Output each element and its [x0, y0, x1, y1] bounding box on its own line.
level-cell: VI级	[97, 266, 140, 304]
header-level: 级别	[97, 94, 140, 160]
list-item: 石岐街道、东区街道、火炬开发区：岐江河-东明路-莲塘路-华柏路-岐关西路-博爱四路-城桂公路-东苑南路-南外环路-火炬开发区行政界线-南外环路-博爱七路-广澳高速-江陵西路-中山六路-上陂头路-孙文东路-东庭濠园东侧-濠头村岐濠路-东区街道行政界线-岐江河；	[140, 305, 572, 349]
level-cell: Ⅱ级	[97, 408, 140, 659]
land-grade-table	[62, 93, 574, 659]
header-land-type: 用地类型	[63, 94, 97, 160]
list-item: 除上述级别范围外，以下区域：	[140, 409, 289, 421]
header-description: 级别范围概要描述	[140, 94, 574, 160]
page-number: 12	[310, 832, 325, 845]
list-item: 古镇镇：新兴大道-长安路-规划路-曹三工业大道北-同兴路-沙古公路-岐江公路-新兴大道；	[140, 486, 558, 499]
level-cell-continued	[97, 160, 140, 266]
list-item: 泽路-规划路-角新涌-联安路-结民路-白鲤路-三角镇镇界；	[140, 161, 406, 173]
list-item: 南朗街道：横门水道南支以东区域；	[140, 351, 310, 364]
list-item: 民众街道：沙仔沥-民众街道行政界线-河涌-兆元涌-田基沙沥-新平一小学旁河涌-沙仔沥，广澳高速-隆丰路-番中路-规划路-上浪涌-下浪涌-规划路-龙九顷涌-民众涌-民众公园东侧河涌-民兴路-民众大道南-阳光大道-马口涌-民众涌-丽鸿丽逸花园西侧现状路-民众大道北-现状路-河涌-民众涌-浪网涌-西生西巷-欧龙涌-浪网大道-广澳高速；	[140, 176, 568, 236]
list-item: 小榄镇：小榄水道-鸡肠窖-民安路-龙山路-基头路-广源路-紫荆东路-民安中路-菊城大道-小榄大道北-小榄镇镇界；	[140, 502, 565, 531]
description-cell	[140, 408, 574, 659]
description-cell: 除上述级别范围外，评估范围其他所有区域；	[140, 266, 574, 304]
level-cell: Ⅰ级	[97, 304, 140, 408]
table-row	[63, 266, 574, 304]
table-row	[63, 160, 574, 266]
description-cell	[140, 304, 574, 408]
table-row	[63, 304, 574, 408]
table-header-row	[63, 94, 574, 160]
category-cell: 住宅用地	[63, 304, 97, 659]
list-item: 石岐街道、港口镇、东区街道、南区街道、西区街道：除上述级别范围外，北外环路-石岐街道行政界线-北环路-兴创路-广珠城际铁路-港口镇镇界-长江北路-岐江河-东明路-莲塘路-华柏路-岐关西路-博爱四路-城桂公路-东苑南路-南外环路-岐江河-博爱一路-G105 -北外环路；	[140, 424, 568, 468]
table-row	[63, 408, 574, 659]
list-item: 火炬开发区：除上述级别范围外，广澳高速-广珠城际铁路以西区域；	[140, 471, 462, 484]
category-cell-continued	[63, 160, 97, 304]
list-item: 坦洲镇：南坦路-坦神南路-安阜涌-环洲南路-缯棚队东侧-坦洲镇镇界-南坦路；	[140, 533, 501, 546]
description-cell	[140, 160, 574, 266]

______________________________

** Work instructions **
Change "page-number" to "page-label" in the records from the first line up to and including the line with "176, 568, 236]". Write out only those lines, with everything else left the same.

** Final result **
Output each element and its [x0, y0, x1, y1] bounding box on its own line.
level-cell: VI级	[97, 266, 140, 304]
header-level: 级别	[97, 94, 140, 160]
list-item: 石岐街道、东区街道、火炬开发区：岐江河-东明路-莲塘路-华柏路-岐关西路-博爱四路-城桂公路-东苑南路-南外环路-火炬开发区行政界线-南外环路-博爱七路-广澳高速-江陵西路-中山六路-上陂头路-孙文东路-东庭濠园东侧-濠头村岐濠路-东区街道行政界线-岐江河；	[140, 305, 572, 349]
level-cell: Ⅱ级	[97, 408, 140, 659]
land-grade-table	[62, 93, 574, 659]
header-land-type: 用地类型	[63, 94, 97, 160]
list-item: 除上述级别范围外，以下区域：	[140, 409, 289, 421]
header-description: 级别范围概要描述	[140, 94, 574, 160]
page-label: 12	[310, 832, 325, 845]
list-item: 古镇镇：新兴大道-长安路-规划路-曹三工业大道北-同兴路-沙古公路-岐江公路-新兴大道；	[140, 486, 558, 499]
level-cell-continued	[97, 160, 140, 266]
list-item: 泽路-规划路-角新涌-联安路-结民路-白鲤路-三角镇镇界；	[140, 161, 406, 173]
list-item: 南朗街道：横门水道南支以东区域；	[140, 351, 310, 364]
list-item: 民众街道：沙仔沥-民众街道行政界线-河涌-兆元涌-田基沙沥-新平一小学旁河涌-沙仔沥，广澳高速-隆丰路-番中路-规划路-上浪涌-下浪涌-规划路-龙九顷涌-民众涌-民众公园东侧河涌-民兴路-民众大道南-阳光大道-马口涌-民众涌-丽鸿丽逸花园西侧现状路-民众大道北-现状路-河涌-民众涌-浪网涌-西生西巷-欧龙涌-浪网大道-广澳高速；	[140, 176, 568, 236]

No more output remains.